▶ _REQUIREMENTS_
Write out the complete material exactly as it stands.

Dataset entries on figures:
· · · · · · ·
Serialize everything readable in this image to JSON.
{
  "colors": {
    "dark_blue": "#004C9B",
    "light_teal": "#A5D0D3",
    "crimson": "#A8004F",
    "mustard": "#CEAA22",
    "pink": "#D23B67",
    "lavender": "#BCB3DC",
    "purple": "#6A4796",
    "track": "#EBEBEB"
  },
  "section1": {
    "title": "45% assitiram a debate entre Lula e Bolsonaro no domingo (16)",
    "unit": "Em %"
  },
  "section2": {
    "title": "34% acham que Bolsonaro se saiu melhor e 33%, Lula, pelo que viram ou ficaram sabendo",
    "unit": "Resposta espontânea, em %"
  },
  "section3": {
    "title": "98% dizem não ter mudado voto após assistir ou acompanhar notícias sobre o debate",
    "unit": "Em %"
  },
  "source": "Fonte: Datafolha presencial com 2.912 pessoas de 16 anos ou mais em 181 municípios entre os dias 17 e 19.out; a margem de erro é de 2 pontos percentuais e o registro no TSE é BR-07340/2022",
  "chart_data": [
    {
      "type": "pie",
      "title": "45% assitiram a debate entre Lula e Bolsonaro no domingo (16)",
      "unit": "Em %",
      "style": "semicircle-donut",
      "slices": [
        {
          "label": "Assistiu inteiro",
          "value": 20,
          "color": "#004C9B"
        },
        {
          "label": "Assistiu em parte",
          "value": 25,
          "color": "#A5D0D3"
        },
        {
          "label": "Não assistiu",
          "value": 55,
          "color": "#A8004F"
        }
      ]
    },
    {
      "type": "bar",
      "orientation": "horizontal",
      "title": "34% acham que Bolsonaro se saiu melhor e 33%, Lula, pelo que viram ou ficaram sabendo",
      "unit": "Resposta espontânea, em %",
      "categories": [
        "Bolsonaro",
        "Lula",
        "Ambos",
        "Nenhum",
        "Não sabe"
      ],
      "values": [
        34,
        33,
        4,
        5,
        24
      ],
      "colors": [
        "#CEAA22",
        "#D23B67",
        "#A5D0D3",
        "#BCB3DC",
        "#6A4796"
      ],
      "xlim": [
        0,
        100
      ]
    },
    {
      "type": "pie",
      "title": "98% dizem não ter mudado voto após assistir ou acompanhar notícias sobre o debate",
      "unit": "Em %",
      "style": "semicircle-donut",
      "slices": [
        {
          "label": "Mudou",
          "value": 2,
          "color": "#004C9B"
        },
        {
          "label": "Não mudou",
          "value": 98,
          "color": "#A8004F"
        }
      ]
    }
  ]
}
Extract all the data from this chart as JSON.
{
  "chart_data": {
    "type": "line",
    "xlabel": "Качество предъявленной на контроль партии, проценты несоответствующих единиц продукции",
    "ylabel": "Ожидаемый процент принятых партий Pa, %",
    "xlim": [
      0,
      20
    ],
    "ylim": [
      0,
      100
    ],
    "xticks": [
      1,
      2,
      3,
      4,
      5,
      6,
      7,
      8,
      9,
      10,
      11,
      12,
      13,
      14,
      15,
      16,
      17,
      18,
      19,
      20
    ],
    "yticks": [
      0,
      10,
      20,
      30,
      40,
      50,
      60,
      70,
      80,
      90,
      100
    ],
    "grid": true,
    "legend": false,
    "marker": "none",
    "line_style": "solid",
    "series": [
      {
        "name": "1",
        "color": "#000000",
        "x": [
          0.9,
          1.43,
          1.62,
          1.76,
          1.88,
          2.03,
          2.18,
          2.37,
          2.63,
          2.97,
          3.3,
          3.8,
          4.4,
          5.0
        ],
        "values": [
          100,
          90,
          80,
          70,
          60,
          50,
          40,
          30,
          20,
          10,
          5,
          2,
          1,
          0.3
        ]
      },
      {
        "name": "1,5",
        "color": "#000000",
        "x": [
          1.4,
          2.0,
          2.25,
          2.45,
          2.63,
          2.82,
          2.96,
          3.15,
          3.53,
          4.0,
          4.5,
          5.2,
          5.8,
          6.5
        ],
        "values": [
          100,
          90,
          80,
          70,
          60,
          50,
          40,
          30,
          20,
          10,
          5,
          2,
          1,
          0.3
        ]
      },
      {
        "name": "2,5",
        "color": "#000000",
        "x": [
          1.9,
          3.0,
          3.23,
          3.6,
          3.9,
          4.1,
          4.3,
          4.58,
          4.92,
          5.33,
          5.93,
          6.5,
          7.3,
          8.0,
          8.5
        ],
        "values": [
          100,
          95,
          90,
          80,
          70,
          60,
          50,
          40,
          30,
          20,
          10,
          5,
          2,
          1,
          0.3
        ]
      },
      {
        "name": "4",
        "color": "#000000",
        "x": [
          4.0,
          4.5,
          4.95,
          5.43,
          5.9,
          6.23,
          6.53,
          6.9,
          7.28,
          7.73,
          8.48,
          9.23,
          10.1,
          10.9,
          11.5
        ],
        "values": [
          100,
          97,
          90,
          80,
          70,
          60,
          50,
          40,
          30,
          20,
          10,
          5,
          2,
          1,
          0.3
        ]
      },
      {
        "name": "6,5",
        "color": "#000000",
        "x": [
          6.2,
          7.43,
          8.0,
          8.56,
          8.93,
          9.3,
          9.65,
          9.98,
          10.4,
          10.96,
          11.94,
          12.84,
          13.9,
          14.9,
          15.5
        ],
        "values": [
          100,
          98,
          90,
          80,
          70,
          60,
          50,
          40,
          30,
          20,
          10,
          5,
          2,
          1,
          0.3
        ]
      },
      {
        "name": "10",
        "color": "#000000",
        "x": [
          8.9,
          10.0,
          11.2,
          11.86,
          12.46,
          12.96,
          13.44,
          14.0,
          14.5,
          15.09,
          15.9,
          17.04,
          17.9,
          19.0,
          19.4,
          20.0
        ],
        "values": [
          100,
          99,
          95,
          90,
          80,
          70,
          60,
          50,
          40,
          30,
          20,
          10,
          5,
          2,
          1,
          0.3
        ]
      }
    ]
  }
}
· · · · · · ·
▶ _OUTPUT_
Serialize everything readable in this image to JSON.
{
  "colors": {
    "dark_blue": "#004C9B",
    "light_teal": "#A5D0D3",
    "crimson": "#A8004F",
    "mustard": "#CEAA22",
    "pink": "#D23B67",
    "lavender": "#BCB3DC",
    "purple": "#6A4796",
    "track": "#EBEBEB"
  },
  "section1": {
    "title": "45% assitiram a debate entre Lula e Bolsonaro no domingo (16)",
    "unit": "Em %"
  },
  "section2": {
    "title": "34% acham que Bolsonaro se saiu melhor e 33%, Lula, pelo que viram ou ficaram sabendo",
    "unit": "Resposta espontânea, em %"
  },
  "section3": {
    "title": "98% dizem não ter mudado voto após assistir ou acompanhar notícias sobre o debate",
    "unit": "Em %"
  },
  "source": "Fonte: Datafolha presencial com 2.912 pessoas de 16 anos ou mais em 181 municípios entre os dias 17 e 19.out; a margem de erro é de 2 pontos percentuais e o registro no TSE é BR-07340/2022",
  "chart_data": [
    {
      "type": "pie",
      "title": "45% assitiram a debate entre Lula e Bolsonaro no domingo (16)",
      "unit": "Em %",
      "style": "semicircle-donut",
      "slices": [
        {
          "label": "Assistiu inteiro",
          "value": 20,
          "color": "#004C9B"
        },
        {
          "label": "Assistiu em parte",
          "value": 25,
          "color": "#A5D0D3"
        },
        {
          "label": "Não assistiu",
          "value": 55,
          "color": "#A8004F"
        }
      ]
    },
    {
      "type": "bar",
      "orientation": "horizontal",
      "title": "34% acham que Bolsonaro se saiu melhor e 33%, Lula, pelo que viram ou ficaram sabendo",
      "unit": "Resposta espontânea, em %",
      "categories": [
        "Bolsonaro",
        "Lula",
        "Ambos",
        "Nenhum",
        "Não sabe"
      ],
      "values": [
        34,
        33,
        4,
        5,
        24
      ],
      "colors": [
        "#CEAA22",
        "#D23B67",
        "#A5D0D3",
        "#BCB3DC",
        "#6A4796"
      ],
      "xlim": [
        0,
        100
      ]
    },
    {
      "type": "pie",
      "title": "98% dizem não ter mudado voto após assistir ou acompanhar notícias sobre o debate",
      "unit": "Em %",
      "style": "semicircle-donut",
      "slices": [
        {
          "label": "Mudou",
          "value": 2,
          "color": "#004C9B"
        },
        {
          "label": "Não mudou",
          "value": 98,
          "color": "#A8004F"
        }
      ]
    }
  ]
}
Extract all the data from this chart as JSON.
{
  "chart_data": {
    "type": "line",
    "xlabel": "Качество предъявленной на контроль партии, проценты несоответствующих единиц продукции",
    "ylabel": "Ожидаемый процент принятых партий Pa, %",
    "xlim": [
      0,
      20
    ],
    "ylim": [
      0,
      100
    ],
    "xticks": [
      1,
      2,
      3,
      4,
      5,
      6,
      7,
      8,
      9,
      10,
      11,
      12,
      13,
      14,
      15,
      16,
      17,
      18,
      19,
      20
    ],
    "yticks": [
      0,
      10,
      20,
      30,
      40,
      50,
      60,
      70,
      80,
      90,
      100
    ],
    "grid": true,
    "legend": false,
    "marker": "none",
    "line_style": "solid",
    "series": [
      {
        "name": "1",
        "color": "#000000",
        "x": [
          0.9,
          1.43,
          1.62,
          1.76,
          1.88,
          2.03,
          2.18,
          2.37,
          2.63,
          2.97,
          3.3,
          3.8,
          4.4,
          5.0
        ],
        "values": [
          100,
          90,
          80,
          70,
          60,
          50,
          40,
          30,
          20,
          10,
          5,
          2,
          1,
          0.3
        ]
      },
      {
        "name": "1,5",
        "color": "#000000",
        "x": [
          1.4,
          2.0,
          2.25,
          2.45,
          2.63,
          2.82,
          2.96,
          3.15,
          3.53,
          4.0,
          4.5,
          5.2,
          5.8,
          6.5
        ],
        "values": [
          100,
          90,
          80,
          70,
          60,
          50,
          40,
          30,
          20,
          10,
          5,
          2,
          1,
          0.3
        ]
      },
      {
        "name": "2,5",
        "color": "#000000",
        "x": [
          1.9,
          3.0,
          3.23,
          3.6,
          3.9,
          4.1,
          4.3,
          4.58,
          4.92,
          5.33,
          5.93,
          6.5,
          7.3,
          8.0,
          8.5
        ],
        "values": [
          100,
          95,
          90,
          80,
          70,
          60,
          50,
          40,
          30,
          20,
          10,
          5,
          2,
          1,
          0.3
        ]
      },
      {
        "name": "4",
        "color": "#000000",
        "x": [
          4.0,
          4.5,
          4.95,
          5.43,
          5.9,
          6.23,
          6.53,
          6.9,
          7.28,
          7.73,
          8.48,
          9.23,
          10.1,
          10.9,
          11.5
        ],
        "values": [
          100,
          97,
          90,
          80,
          70,
          60,
          50,
          40,
          30,
          20,
          10,
          5,
          2,
          1,
          0.3
        ]
      },
      {
        "name": "6,5",
        "color": "#000000",
        "x": [
          6.2,
          7.43,
          8.0,
          8.56,
          8.93,
          9.3,
          9.65,
          9.98,
          10.4,
          10.96,
          11.94,
          12.84,
          13.9,
          14.9,
          15.5
        ],
        "values": [
          100,
          98,
          90,
          80,
          70,
          60,
          50,
          40,
          30,
          20,
          10,
          5,
          2,
          1,
          0.3
        ]
      },
      {
        "name": "10",
        "color": "#000000",
        "x": [
          8.9,
          10.0,
          11.2,
          11.86,
          12.46,
          12.96,
          13.44,
          14.0,
          14.5,
          15.09,
          15.9,
          17.04,
          17.9,
          19.0,
          19.4,
          20.0
        ],
        "values": [
          100,
          99,
          95,
          90,
          80,
          70,
          60,
          50,
          40,
          30,
          20,
          10,
          5,
          2,
          1,
          0.3
        ]
      }
    ]
  }
}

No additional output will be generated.